--- Exercise prompt ---
Gather all lines with the word "čistírna" in them.

··· Material supplied

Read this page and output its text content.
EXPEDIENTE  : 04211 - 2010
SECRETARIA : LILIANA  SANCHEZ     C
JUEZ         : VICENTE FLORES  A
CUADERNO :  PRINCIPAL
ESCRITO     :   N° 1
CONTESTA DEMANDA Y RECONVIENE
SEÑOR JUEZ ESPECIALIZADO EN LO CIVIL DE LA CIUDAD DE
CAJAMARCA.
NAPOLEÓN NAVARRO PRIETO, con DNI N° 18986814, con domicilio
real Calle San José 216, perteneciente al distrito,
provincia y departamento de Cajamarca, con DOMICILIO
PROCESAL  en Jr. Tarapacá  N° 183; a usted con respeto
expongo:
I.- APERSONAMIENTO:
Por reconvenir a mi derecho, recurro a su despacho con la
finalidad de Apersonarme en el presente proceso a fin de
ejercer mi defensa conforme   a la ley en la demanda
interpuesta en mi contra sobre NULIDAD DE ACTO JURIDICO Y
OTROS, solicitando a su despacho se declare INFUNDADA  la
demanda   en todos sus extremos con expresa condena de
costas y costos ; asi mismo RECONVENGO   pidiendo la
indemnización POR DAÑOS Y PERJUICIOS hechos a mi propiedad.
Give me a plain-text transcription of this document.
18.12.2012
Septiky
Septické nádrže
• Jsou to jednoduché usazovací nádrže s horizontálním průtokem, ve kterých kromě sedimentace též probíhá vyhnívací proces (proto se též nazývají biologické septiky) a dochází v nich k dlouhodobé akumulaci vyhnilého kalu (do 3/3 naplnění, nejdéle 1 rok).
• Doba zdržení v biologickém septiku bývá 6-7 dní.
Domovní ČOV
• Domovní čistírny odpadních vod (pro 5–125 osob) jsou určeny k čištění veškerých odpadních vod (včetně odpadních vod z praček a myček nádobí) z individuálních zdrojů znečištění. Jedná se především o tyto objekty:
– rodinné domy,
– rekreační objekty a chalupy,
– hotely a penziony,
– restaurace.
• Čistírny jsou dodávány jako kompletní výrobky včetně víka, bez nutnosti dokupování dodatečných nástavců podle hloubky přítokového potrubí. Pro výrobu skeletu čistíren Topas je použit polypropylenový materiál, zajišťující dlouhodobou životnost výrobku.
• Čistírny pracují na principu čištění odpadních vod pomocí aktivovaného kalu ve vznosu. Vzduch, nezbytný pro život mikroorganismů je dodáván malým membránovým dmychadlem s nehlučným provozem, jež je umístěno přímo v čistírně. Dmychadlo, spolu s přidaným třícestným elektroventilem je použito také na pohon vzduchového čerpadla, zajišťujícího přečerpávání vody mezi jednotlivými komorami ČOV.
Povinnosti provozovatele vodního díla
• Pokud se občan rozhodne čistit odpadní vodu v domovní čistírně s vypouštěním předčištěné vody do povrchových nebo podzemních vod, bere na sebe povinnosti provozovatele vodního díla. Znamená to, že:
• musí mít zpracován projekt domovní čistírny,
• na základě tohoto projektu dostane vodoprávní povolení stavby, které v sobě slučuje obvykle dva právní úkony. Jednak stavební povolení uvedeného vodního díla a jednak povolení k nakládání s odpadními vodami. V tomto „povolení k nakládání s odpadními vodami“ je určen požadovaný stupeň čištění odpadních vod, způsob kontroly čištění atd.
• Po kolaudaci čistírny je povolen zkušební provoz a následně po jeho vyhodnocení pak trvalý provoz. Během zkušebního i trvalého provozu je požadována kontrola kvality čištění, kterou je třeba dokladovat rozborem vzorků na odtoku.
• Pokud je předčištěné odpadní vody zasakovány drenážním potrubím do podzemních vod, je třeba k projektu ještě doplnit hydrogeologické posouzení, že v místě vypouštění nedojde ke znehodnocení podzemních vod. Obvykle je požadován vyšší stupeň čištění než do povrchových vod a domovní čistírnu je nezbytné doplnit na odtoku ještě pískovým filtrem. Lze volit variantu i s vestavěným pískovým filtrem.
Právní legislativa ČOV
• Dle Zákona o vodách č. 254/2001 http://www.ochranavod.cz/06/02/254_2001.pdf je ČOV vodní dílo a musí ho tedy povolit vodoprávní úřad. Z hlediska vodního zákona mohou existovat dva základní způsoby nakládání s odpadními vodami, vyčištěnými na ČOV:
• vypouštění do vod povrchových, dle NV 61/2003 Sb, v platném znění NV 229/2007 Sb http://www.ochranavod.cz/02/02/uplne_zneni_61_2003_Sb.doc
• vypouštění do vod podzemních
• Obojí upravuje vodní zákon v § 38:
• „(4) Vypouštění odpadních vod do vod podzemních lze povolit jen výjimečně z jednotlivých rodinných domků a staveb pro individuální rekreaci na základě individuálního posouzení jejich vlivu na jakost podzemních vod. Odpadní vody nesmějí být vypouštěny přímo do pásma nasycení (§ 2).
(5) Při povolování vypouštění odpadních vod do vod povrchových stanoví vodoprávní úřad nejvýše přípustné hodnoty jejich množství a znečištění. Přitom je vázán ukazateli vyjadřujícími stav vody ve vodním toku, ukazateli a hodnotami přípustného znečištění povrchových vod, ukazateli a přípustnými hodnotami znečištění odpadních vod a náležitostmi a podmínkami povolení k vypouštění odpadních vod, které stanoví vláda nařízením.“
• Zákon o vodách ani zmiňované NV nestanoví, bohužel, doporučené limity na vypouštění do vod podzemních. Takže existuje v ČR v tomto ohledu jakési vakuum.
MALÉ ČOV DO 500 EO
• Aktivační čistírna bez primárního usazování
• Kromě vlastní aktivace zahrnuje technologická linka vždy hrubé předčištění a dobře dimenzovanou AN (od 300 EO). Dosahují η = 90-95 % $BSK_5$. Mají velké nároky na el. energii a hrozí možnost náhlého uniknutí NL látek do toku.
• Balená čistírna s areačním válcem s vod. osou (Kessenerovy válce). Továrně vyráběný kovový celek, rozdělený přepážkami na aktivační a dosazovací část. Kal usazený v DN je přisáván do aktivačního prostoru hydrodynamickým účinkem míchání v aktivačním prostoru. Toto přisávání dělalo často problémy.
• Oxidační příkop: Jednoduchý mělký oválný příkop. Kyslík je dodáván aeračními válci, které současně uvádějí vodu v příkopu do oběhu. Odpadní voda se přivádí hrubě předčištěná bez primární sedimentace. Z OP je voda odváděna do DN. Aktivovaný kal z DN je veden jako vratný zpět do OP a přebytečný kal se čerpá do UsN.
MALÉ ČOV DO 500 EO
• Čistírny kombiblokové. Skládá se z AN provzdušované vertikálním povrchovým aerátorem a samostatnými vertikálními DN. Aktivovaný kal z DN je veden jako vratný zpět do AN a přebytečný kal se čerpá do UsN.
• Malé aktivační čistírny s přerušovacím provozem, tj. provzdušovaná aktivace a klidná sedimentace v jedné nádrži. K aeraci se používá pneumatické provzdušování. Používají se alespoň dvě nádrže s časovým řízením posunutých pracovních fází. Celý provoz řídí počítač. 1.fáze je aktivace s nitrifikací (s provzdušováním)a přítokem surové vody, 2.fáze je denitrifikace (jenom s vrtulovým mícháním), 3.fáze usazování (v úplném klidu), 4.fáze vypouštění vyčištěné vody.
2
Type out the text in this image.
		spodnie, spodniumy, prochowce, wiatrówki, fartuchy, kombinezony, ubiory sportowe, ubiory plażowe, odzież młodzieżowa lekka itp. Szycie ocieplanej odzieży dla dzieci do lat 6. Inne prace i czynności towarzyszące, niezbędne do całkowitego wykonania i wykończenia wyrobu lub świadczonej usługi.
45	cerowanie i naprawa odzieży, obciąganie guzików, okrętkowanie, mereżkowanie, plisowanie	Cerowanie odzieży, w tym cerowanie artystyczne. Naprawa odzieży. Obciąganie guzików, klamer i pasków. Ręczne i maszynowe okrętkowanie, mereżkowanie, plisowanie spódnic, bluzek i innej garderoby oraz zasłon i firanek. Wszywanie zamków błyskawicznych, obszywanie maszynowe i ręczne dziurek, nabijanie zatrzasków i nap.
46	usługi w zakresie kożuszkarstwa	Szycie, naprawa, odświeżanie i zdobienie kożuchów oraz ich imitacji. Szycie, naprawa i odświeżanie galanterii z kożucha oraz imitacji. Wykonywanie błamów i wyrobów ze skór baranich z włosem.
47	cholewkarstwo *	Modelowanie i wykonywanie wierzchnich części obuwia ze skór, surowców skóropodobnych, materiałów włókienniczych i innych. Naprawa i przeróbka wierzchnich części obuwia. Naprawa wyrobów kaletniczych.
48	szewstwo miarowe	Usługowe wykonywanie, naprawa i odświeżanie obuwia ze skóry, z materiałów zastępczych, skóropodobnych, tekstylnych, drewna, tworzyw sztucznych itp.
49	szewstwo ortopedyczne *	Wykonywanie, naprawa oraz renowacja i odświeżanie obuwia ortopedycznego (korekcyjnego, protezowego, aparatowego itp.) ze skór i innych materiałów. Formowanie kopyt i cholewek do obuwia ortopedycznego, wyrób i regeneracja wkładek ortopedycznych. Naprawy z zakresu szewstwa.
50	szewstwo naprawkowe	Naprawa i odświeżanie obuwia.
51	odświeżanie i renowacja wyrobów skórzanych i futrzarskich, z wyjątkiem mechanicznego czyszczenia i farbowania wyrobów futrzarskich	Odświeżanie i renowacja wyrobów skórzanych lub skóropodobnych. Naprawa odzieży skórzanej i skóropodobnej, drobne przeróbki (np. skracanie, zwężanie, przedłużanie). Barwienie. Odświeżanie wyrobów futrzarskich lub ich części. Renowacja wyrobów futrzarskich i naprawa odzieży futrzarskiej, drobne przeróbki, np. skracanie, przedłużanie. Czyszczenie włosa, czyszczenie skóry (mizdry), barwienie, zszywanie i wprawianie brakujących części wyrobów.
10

······

--- Exercise response ---
• Aktivační čistírna bez primárního usazování
• Balená čistírna s areačním válcem s vod. osou (Kessenerovy válce). Továrně vyráběný kovový celek, rozdělený přepážkami na aktivační a dosazovací část. Kal usazený v DN je přisáván do aktivačního prostoru hydrodynamickým účinkem míchání v aktivačním prostoru. Toto přisávání dělalo často problémy.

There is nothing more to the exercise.